WRITTEN PROBLEM: Below is a block of records; repeat all of them exactly.

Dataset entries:
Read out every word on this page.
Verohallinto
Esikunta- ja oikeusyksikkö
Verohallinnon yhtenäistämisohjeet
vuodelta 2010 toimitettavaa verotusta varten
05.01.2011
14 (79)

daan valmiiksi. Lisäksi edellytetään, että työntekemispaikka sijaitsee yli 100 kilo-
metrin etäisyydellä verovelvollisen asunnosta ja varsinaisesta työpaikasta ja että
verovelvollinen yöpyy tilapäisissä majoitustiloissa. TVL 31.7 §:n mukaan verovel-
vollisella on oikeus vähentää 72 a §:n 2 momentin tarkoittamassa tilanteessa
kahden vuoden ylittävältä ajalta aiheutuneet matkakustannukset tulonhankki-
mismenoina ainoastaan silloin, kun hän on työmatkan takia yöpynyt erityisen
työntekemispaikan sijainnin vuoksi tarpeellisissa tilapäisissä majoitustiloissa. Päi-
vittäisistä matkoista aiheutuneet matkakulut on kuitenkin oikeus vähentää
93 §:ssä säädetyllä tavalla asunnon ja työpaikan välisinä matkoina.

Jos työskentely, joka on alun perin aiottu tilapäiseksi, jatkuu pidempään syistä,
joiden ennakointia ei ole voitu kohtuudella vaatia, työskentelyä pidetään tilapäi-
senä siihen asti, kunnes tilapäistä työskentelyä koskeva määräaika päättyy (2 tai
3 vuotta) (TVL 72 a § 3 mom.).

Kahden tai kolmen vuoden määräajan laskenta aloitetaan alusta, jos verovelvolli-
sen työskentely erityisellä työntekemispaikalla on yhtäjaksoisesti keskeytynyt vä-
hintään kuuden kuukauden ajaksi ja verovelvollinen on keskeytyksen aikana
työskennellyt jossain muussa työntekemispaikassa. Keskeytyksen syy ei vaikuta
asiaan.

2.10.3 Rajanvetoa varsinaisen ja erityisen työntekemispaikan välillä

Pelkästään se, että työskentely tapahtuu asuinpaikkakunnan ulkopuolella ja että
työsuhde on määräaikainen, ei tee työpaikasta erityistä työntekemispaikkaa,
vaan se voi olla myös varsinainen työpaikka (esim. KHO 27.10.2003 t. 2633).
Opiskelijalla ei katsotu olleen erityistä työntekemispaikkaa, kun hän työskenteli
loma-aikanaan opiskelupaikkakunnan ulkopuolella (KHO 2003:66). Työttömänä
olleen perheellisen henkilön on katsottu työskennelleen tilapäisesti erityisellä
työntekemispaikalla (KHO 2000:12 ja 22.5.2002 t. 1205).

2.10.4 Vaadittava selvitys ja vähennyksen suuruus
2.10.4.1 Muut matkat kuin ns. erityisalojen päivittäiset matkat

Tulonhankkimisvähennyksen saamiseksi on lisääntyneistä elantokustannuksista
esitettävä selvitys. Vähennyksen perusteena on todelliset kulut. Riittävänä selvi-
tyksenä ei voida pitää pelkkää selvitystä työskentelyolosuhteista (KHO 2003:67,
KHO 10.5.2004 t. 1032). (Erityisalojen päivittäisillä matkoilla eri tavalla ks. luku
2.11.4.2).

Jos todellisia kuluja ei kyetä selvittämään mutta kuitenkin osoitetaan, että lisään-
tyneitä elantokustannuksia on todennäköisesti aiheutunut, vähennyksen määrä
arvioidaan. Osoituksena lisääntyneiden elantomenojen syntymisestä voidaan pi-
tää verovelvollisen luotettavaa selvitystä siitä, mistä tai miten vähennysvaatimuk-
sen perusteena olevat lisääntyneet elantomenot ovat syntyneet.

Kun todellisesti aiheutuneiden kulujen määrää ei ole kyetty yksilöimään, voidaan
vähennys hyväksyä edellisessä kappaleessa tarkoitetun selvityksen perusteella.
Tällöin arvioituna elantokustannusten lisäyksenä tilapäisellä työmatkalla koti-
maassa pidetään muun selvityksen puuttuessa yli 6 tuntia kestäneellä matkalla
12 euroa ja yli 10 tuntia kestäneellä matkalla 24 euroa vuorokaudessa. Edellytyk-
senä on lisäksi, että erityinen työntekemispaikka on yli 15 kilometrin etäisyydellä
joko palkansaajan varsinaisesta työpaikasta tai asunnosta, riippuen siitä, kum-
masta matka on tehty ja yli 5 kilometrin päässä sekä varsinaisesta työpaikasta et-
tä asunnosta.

SOLUTION FOR THIS TASK:
Read out every word on this page.
Verohallinto
Esikunta- ja oikeusyksikkö
Verohallinnon yhtenäistämisohjeet
vuodelta 2010 toimitettavaa verotusta varten
05.01.2011
14 (79)

daan valmiiksi. Lisäksi edellytetään, että työntekemispaikka sijaitsee yli 100 kilo-
metrin etäisyydellä verovelvollisen asunnosta ja varsinaisesta työpaikasta ja että
verovelvollinen yöpyy tilapäisissä majoitustiloissa. TVL 31.7 §:n mukaan verovel-
vollisella on oikeus vähentää 72 a §:n 2 momentin tarkoittamassa tilanteessa
kahden vuoden ylittävältä ajalta aiheutuneet matkakustannukset tulonhankki-
mismenoina ainoastaan silloin, kun hän on työmatkan takia yöpynyt erityisen
työntekemispaikan sijainnin vuoksi tarpeellisissa tilapäisissä majoitustiloissa. Päi-
vittäisistä matkoista aiheutuneet matkakulut on kuitenkin oikeus vähentää
93 §:ssä säädetyllä tavalla asunnon ja työpaikan välisinä matkoina.

Jos työskentely, joka on alun perin aiottu tilapäiseksi, jatkuu pidempään syistä,
joiden ennakointia ei ole voitu kohtuudella vaatia, työskentelyä pidetään tilapäi-
senä siihen asti, kunnes tilapäistä työskentelyä koskeva määräaika päättyy (2 tai
3 vuotta) (TVL 72 a § 3 mom.).

Kahden tai kolmen vuoden määräajan laskenta aloitetaan alusta, jos verovelvolli-
sen työskentely erityisellä työntekemispaikalla on yhtäjaksoisesti keskeytynyt vä-
hintään kuuden kuukauden ajaksi ja verovelvollinen on keskeytyksen aikana
työskennellyt jossain muussa työntekemispaikassa. Keskeytyksen syy ei vaikuta
asiaan.

2.10.3 Rajanvetoa varsinaisen ja erityisen työntekemispaikan välillä

Pelkästään se, että työskentely tapahtuu asuinpaikkakunnan ulkopuolella ja että
työsuhde on määräaikainen, ei tee työpaikasta erityistä työntekemispaikkaa,
vaan se voi olla myös varsinainen työpaikka (esim. KHO 27.10.2003 t. 2633).
Opiskelijalla ei katsotu olleen erityistä työntekemispaikkaa, kun hän työskenteli
loma-aikanaan opiskelupaikkakunnan ulkopuolella (KHO 2003:66). Työttömänä
olleen perheellisen henkilön on katsottu työskennelleen tilapäisesti erityisellä
työntekemispaikalla (KHO 2000:12 ja 22.5.2002 t. 1205).

2.10.4 Vaadittava selvitys ja vähennyksen suuruus
2.10.4.1 Muut matkat kuin ns. erityisalojen päivittäiset matkat

Tulonhankkimisvähennyksen saamiseksi on lisääntyneistä elantokustannuksista
esitettävä selvitys. Vähennyksen perusteena on todelliset kulut. Riittävänä selvi-
tyksenä ei voida pitää pelkkää selvitystä työskentelyolosuhteista (KHO 2003:67,
KHO 10.5.2004 t. 1032). (Erityisalojen päivittäisillä matkoilla eri tavalla ks. luku
2.11.4.2).

Jos todellisia kuluja ei kyetä selvittämään mutta kuitenkin osoitetaan, että lisään-
tyneitä elantokustannuksia on todennäköisesti aiheutunut, vähennyksen määrä
arvioidaan. Osoituksena lisääntyneiden elantomenojen syntymisestä voidaan pi-
tää verovelvollisen luotettavaa selvitystä siitä, mistä tai miten vähennysvaatimuk-
sen perusteena olevat lisääntyneet elantomenot ovat syntyneet.

Kun todellisesti aiheutuneiden kulujen määrää ei ole kyetty yksilöimään, voidaan
vähennys hyväksyä edellisessä kappaleessa tarkoitetun selvityksen perusteella.
Tällöin arvioituna elantokustannusten lisäyksenä tilapäisellä työmatkalla koti-
maassa pidetään muun selvityksen puuttuessa yli 6 tuntia kestäneellä matkalla
12 euroa ja yli 10 tuntia kestäneellä matkalla 24 euroa vuorokaudessa. Edellytyk-
senä on lisäksi, että erityinen työntekemispaikka on yli 15 kilometrin etäisyydellä
joko palkansaajan varsinaisesta työpaikasta tai asunnosta, riippuen siitä, kum-
masta matka on tehty ja yli 5 kilometrin päässä sekä varsinaisesta työpaikasta et-
tä asunnosta.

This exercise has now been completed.